Excerpt from a dataset:
§ §
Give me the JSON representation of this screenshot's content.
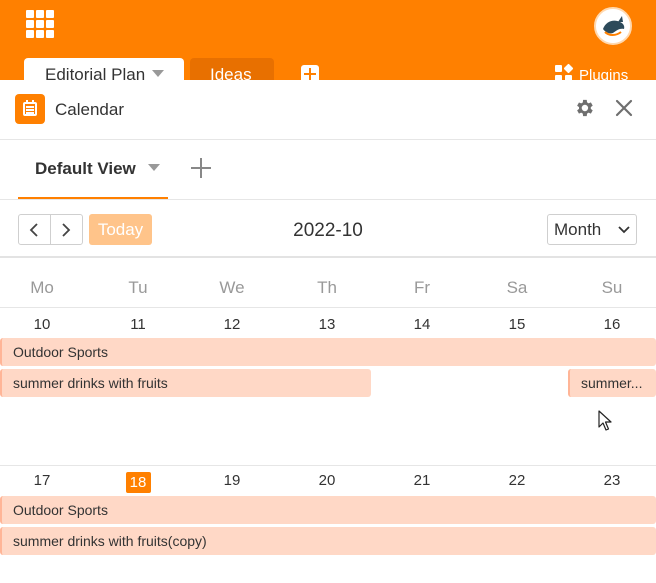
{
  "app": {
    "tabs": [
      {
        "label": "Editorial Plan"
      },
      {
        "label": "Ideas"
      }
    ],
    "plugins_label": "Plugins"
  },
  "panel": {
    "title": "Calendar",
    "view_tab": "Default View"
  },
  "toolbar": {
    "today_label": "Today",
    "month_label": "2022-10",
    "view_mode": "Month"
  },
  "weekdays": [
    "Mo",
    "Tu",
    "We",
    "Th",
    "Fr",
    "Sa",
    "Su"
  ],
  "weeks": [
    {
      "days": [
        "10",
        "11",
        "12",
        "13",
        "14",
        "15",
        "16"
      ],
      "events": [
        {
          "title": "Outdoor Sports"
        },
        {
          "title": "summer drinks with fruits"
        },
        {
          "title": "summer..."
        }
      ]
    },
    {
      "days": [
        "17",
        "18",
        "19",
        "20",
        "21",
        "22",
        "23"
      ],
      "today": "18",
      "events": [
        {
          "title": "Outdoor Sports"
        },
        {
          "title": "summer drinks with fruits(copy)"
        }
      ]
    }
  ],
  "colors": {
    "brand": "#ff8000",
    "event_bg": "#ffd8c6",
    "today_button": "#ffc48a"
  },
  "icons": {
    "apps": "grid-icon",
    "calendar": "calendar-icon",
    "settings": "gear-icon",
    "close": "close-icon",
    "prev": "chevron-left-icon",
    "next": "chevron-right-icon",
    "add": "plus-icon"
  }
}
§ §
YOUR OBJECTIVE -> Print the listing above in full, exactly as written. Omit any pictures.

REPLY TO THE EXERCISE ->
Give me the JSON representation of this screenshot's content.
{
  "app": {
    "tabs": [
      {
        "label": "Editorial Plan"
      },
      {
        "label": "Ideas"
      }
    ],
    "plugins_label": "Plugins"
  },
  "panel": {
    "title": "Calendar",
    "view_tab": "Default View"
  },
  "toolbar": {
    "today_label": "Today",
    "month_label": "2022-10",
    "view_mode": "Month"
  },
  "weekdays": [
    "Mo",
    "Tu",
    "We",
    "Th",
    "Fr",
    "Sa",
    "Su"
  ],
  "weeks": [
    {
      "days": [
        "10",
        "11",
        "12",
        "13",
        "14",
        "15",
        "16"
      ],
      "events": [
        {
          "title": "Outdoor Sports"
        },
        {
          "title": "summer drinks with fruits"
        },
        {
          "title": "summer..."
        }
      ]
    },
    {
      "days": [
        "17",
        "18",
        "19",
        "20",
        "21",
        "22",
        "23"
      ],
      "today": "18",
      "events": [
        {
          "title": "Outdoor Sports"
        },
        {
          "title": "summer drinks with fruits(copy)"
        }
      ]
    }
  ],
  "colors": {
    "brand": "#ff8000",
    "event_bg": "#ffd8c6",
    "today_button": "#ffc48a"
  },
  "icons": {
    "apps": "grid-icon",
    "calendar": "calendar-icon",
    "settings": "gear-icon",
    "close": "close-icon",
    "prev": "chevron-left-icon",
    "next": "chevron-right-icon",
    "add": "plus-icon"
  }
}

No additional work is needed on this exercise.